— Work to do —
Below are some records; repeat them all exactly, minus the pictures.

----- Data shown -----

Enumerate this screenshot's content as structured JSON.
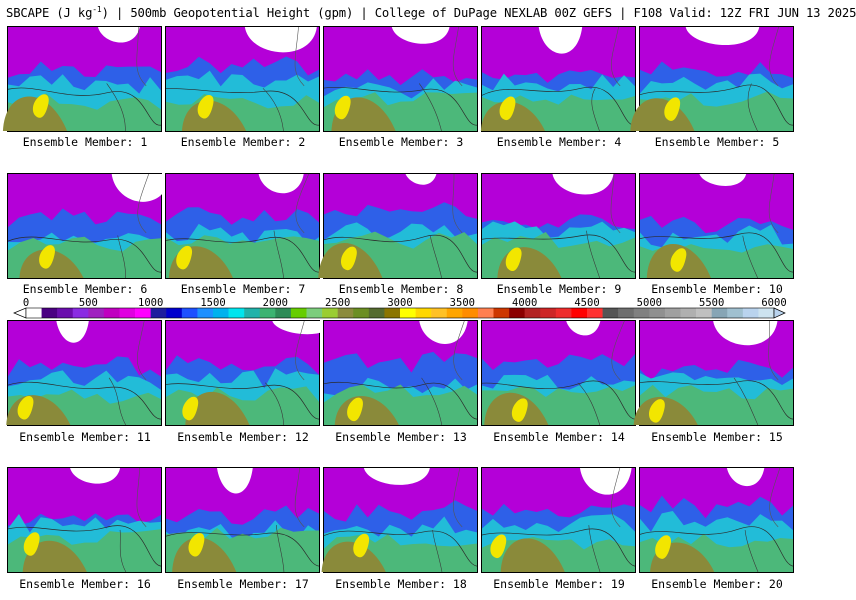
{
  "header": {
    "field_name": "SBCAPE (J kg",
    "field_unit_exp": "-1",
    "rest": ") | 500mb Geopotential Height (gpm) | College of DuPage NEXLAB 00Z GEFS | F108 Valid: 12Z FRI JUN 13 2025"
  },
  "member_prefix": "Ensemble Member:",
  "members": [
    "Ensemble Member: 1",
    "Ensemble Member: 2",
    "Ensemble Member: 3",
    "Ensemble Member: 4",
    "Ensemble Member: 5",
    "Ensemble Member: 6",
    "Ensemble Member: 7",
    "Ensemble Member: 8",
    "Ensemble Member: 9",
    "Ensemble Member: 10",
    "Ensemble Member: 11",
    "Ensemble Member: 12",
    "Ensemble Member: 13",
    "Ensemble Member: 14",
    "Ensemble Member: 15",
    "Ensemble Member: 16",
    "Ensemble Member: 17",
    "Ensemble Member: 18",
    "Ensemble Member: 19",
    "Ensemble Member: 20"
  ],
  "colorbar": {
    "ticks": [
      "0",
      "500",
      "1000",
      "1500",
      "2000",
      "2500",
      "3000",
      "3500",
      "4000",
      "4500",
      "5000",
      "5500",
      "6000"
    ],
    "colors": [
      "#ffffff",
      "#4b0082",
      "#6a0dad",
      "#8a2be2",
      "#a020c0",
      "#c000c0",
      "#e000e0",
      "#ff00ff",
      "#1e1e9e",
      "#0000cd",
      "#1e50ff",
      "#1e90ff",
      "#00b2ee",
      "#00e5ee",
      "#20b2aa",
      "#3cb371",
      "#2e8b57",
      "#66cd00",
      "#7ccd7c",
      "#9acd32",
      "#8b8b3c",
      "#6b8e23",
      "#556b2f",
      "#8b7500",
      "#ffff00",
      "#ffd700",
      "#ffc125",
      "#ffa500",
      "#ff8c00",
      "#ff7f50",
      "#cd3700",
      "#8b0000",
      "#b22222",
      "#cd2626",
      "#ee2c2c",
      "#ff0000",
      "#ff3030",
      "#555555",
      "#6e6e6e",
      "#808080",
      "#909090",
      "#a0a0a0",
      "#b0b0b0",
      "#c0c0c0",
      "#87a5b5",
      "#a0c0d0",
      "#b9d3ee",
      "#cde3f0"
    ]
  }
}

-----

— Task output —
Enumerate this screenshot's content as structured JSON.
{
  "header": {
    "field_name": "SBCAPE (J kg",
    "field_unit_exp": "-1",
    "rest": ") | 500mb Geopotential Height (gpm) | College of DuPage NEXLAB 00Z GEFS | F108 Valid: 12Z FRI JUN 13 2025"
  },
  "member_prefix": "Ensemble Member:",
  "members": [
    "Ensemble Member: 1",
    "Ensemble Member: 2",
    "Ensemble Member: 3",
    "Ensemble Member: 4",
    "Ensemble Member: 5",
    "Ensemble Member: 6",
    "Ensemble Member: 7",
    "Ensemble Member: 8",
    "Ensemble Member: 9",
    "Ensemble Member: 10",
    "Ensemble Member: 11",
    "Ensemble Member: 12",
    "Ensemble Member: 13",
    "Ensemble Member: 14",
    "Ensemble Member: 15",
    "Ensemble Member: 16",
    "Ensemble Member: 17",
    "Ensemble Member: 18",
    "Ensemble Member: 19",
    "Ensemble Member: 20"
  ],
  "colorbar": {
    "ticks": [
      "0",
      "500",
      "1000",
      "1500",
      "2000",
      "2500",
      "3000",
      "3500",
      "4000",
      "4500",
      "5000",
      "5500",
      "6000"
    ],
    "colors": [
      "#ffffff",
      "#4b0082",
      "#6a0dad",
      "#8a2be2",
      "#a020c0",
      "#c000c0",
      "#e000e0",
      "#ff00ff",
      "#1e1e9e",
      "#0000cd",
      "#1e50ff",
      "#1e90ff",
      "#00b2ee",
      "#00e5ee",
      "#20b2aa",
      "#3cb371",
      "#2e8b57",
      "#66cd00",
      "#7ccd7c",
      "#9acd32",
      "#8b8b3c",
      "#6b8e23",
      "#556b2f",
      "#8b7500",
      "#ffff00",
      "#ffd700",
      "#ffc125",
      "#ffa500",
      "#ff8c00",
      "#ff7f50",
      "#cd3700",
      "#8b0000",
      "#b22222",
      "#cd2626",
      "#ee2c2c",
      "#ff0000",
      "#ff3030",
      "#555555",
      "#6e6e6e",
      "#808080",
      "#909090",
      "#a0a0a0",
      "#b0b0b0",
      "#c0c0c0",
      "#87a5b5",
      "#a0c0d0",
      "#b9d3ee",
      "#cde3f0"
    ]
  }
}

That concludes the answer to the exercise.